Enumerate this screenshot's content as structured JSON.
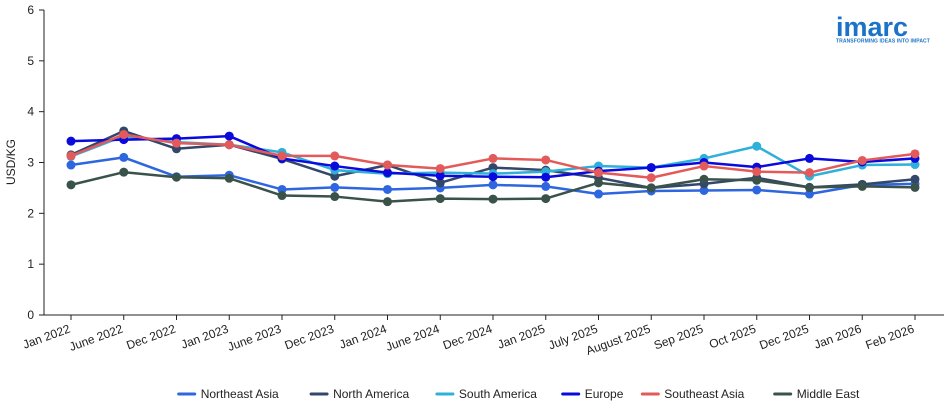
{
  "logo": {
    "word": "imarc",
    "tagline": "TRANSFORMING IDEAS INTO IMPACT",
    "color": "#1a73c9"
  },
  "chart_data": {
    "type": "line",
    "title": "",
    "xlabel": "",
    "ylabel": "USD/KG",
    "ylim": [
      0,
      6
    ],
    "yticks": [
      0,
      1,
      2,
      3,
      4,
      5,
      6
    ],
    "grid": false,
    "legend_position": "bottom",
    "categories": [
      "Jan 2022",
      "June 2022",
      "Dec 2022",
      "Jan 2023",
      "June 2023",
      "Dec 2023",
      "Jan 2024",
      "June 2024",
      "Dec 2024",
      "Jan 2025",
      "July 2025",
      "August 2025",
      "Sep 2025",
      "Oct 2025",
      "Dec 2025",
      "Jan 2026",
      "Feb 2026"
    ],
    "series": [
      {
        "name": "Northeast Asia",
        "color": "#2e66e0",
        "values": [
          2.95,
          3.1,
          2.72,
          2.75,
          2.47,
          2.51,
          2.47,
          2.5,
          2.56,
          2.53,
          2.38,
          2.44,
          2.45,
          2.46,
          2.38,
          2.56,
          2.58
        ]
      },
      {
        "name": "North America",
        "color": "#33476a",
        "values": [
          3.15,
          3.62,
          3.27,
          3.35,
          3.07,
          2.73,
          2.95,
          2.6,
          2.9,
          2.85,
          2.7,
          2.5,
          2.58,
          2.7,
          2.51,
          2.57,
          2.67
        ]
      },
      {
        "name": "South America",
        "color": "#2eb0d8",
        "values": [
          3.12,
          3.52,
          3.4,
          3.35,
          3.2,
          2.85,
          2.78,
          2.8,
          2.78,
          2.82,
          2.93,
          2.9,
          3.08,
          3.32,
          2.73,
          2.95,
          2.96
        ]
      },
      {
        "name": "Europe",
        "color": "#0a0adc",
        "values": [
          3.42,
          3.45,
          3.47,
          3.52,
          3.08,
          2.93,
          2.8,
          2.74,
          2.72,
          2.71,
          2.83,
          2.9,
          3.0,
          2.91,
          3.08,
          3.01,
          3.08
        ]
      },
      {
        "name": "Southeast Asia",
        "color": "#e35a5a",
        "values": [
          3.13,
          3.55,
          3.38,
          3.35,
          3.13,
          3.13,
          2.95,
          2.88,
          3.08,
          3.05,
          2.8,
          2.7,
          2.93,
          2.82,
          2.8,
          3.04,
          3.17
        ]
      },
      {
        "name": "Middle East",
        "color": "#3a534a",
        "values": [
          2.56,
          2.81,
          2.71,
          2.69,
          2.35,
          2.33,
          2.23,
          2.29,
          2.28,
          2.29,
          2.6,
          2.5,
          2.67,
          2.65,
          2.51,
          2.53,
          2.51
        ]
      }
    ]
  }
}
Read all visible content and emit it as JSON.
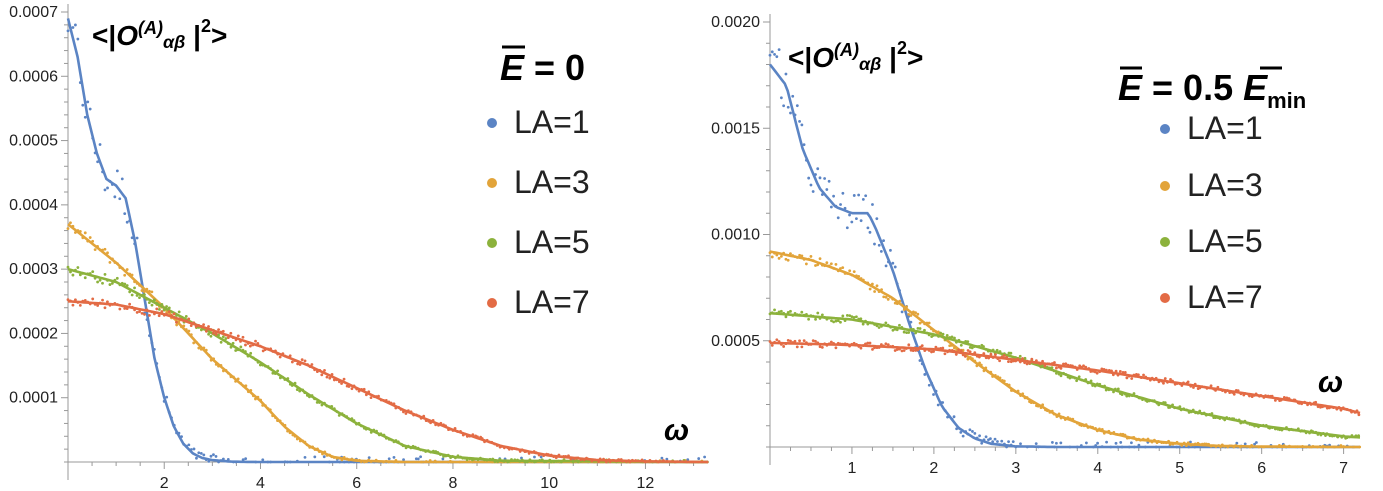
{
  "chart_data": [
    {
      "type": "line",
      "ylabel": "<|O(A)αβ |2>",
      "ylabel_parts": {
        "lt": "<|",
        "O": "O",
        "sup": "(A)",
        "sub": "αβ",
        "bar": " |",
        "pow": "2",
        "gt": ">"
      },
      "xlabel": "ω",
      "annotation": {
        "text": " = 0",
        "symbol": "E",
        "overbar": true
      },
      "xlim": [
        0,
        13.3
      ],
      "ylim": [
        0,
        0.0007
      ],
      "xticks": [
        2,
        4,
        6,
        8,
        10,
        12
      ],
      "yticks": [
        0.0001,
        0.0002,
        0.0003,
        0.0004,
        0.0005,
        0.0006,
        0.0007
      ],
      "ytick_labels": [
        "0.0001",
        "0.0002",
        "0.0003",
        "0.0004",
        "0.0005",
        "0.0006",
        "0.0007"
      ],
      "legend_position": "right",
      "series": [
        {
          "name": "LA=1",
          "color": "#5b84c4",
          "x": [
            0,
            0.2,
            0.4,
            0.6,
            0.8,
            1.0,
            1.2,
            1.4,
            1.6,
            1.8,
            2.0,
            2.2,
            2.4,
            2.6,
            2.8,
            3.0,
            3.4,
            4.0,
            13.3
          ],
          "y": [
            0.00069,
            0.00063,
            0.00054,
            0.00048,
            0.00044,
            0.00043,
            0.00041,
            0.00034,
            0.00025,
            0.00016,
            0.0001,
            5.5e-05,
            2.8e-05,
            1.3e-05,
            6e-06,
            3e-06,
            5e-07,
            0,
            0
          ]
        },
        {
          "name": "LA=3",
          "color": "#e2a43a",
          "x": [
            0,
            1,
            2,
            3,
            4,
            4.5,
            5,
            5.5,
            6,
            7,
            13.3
          ],
          "y": [
            0.00037,
            0.00031,
            0.00024,
            0.00016,
            9.5e-05,
            5.5e-05,
            2.5e-05,
            8e-06,
            2e-06,
            0,
            0
          ]
        },
        {
          "name": "LA=5",
          "color": "#8cb23c",
          "x": [
            0,
            1,
            2,
            3,
            4,
            5,
            6,
            7,
            8,
            9,
            13.3
          ],
          "y": [
            0.0003,
            0.00028,
            0.00024,
            0.0002,
            0.000155,
            0.000105,
            6e-05,
            2.5e-05,
            8e-06,
            2e-06,
            0
          ]
        },
        {
          "name": "LA=7",
          "color": "#e36b45",
          "x": [
            0,
            1,
            2,
            3,
            4,
            5,
            6,
            7,
            8,
            9,
            10,
            11,
            12,
            13.3
          ],
          "y": [
            0.00025,
            0.000245,
            0.00023,
            0.000205,
            0.00018,
            0.00015,
            0.000115,
            8e-05,
            5e-05,
            2.5e-05,
            1e-05,
            3e-06,
            1e-06,
            0
          ]
        }
      ]
    },
    {
      "type": "line",
      "ylabel": "<|O(A)αβ |2>",
      "ylabel_parts": {
        "lt": "<|",
        "O": "O",
        "sup": "(A)",
        "sub": "αβ",
        "bar": " |",
        "pow": "2",
        "gt": ">"
      },
      "xlabel": "ω",
      "annotation": {
        "text": " = 0.5 ",
        "symbol": "E",
        "symbol2": "E",
        "sub": "min",
        "overbar": true
      },
      "xlim": [
        0,
        7.2
      ],
      "ylim": [
        0,
        0.002
      ],
      "xticks": [
        1,
        2,
        3,
        4,
        5,
        6,
        7
      ],
      "yticks": [
        0.0005,
        0.001,
        0.0015,
        0.002
      ],
      "ytick_labels": [
        "0.0005",
        "0.0010",
        "0.0015",
        "0.0020"
      ],
      "legend_position": "right",
      "series": [
        {
          "name": "LA=1",
          "color": "#5b84c4",
          "x": [
            0,
            0.2,
            0.4,
            0.6,
            0.8,
            1.0,
            1.2,
            1.3,
            1.5,
            1.7,
            1.9,
            2.1,
            2.3,
            2.5,
            2.7,
            3.0,
            3.5,
            7.2
          ],
          "y": [
            0.0018,
            0.0017,
            0.0014,
            0.00122,
            0.00113,
            0.0011,
            0.0011,
            0.00102,
            0.00083,
            0.00058,
            0.00036,
            0.00019,
            9e-05,
            4e-05,
            1.5e-05,
            3e-06,
            0,
            0
          ]
        },
        {
          "name": "LA=3",
          "color": "#e2a43a",
          "x": [
            0,
            0.5,
            1.0,
            1.5,
            2.0,
            2.5,
            3.0,
            3.5,
            4.0,
            4.5,
            5.0,
            5.5,
            6.0,
            7.2
          ],
          "y": [
            0.00092,
            0.00088,
            0.00081,
            0.0007,
            0.00055,
            0.0004,
            0.00026,
            0.00015,
            8e-05,
            3.5e-05,
            1.5e-05,
            5e-06,
            2e-06,
            0
          ]
        },
        {
          "name": "LA=5",
          "color": "#8cb23c",
          "x": [
            0,
            1,
            2,
            3,
            4,
            5,
            6,
            7,
            7.2
          ],
          "y": [
            0.00063,
            0.0006,
            0.00053,
            0.00042,
            0.00029,
            0.00018,
            0.0001,
            5e-05,
            4.5e-05
          ]
        },
        {
          "name": "LA=7",
          "color": "#e36b45",
          "x": [
            0,
            1,
            2,
            3,
            4,
            5,
            6,
            7,
            7.2
          ],
          "y": [
            0.00049,
            0.00048,
            0.00046,
            0.00041,
            0.00036,
            0.0003,
            0.00024,
            0.00018,
            0.00016
          ]
        }
      ]
    }
  ]
}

Your objective:
Find how many lines of the entries contain "America". Respond with the number only.

Expected answer:
2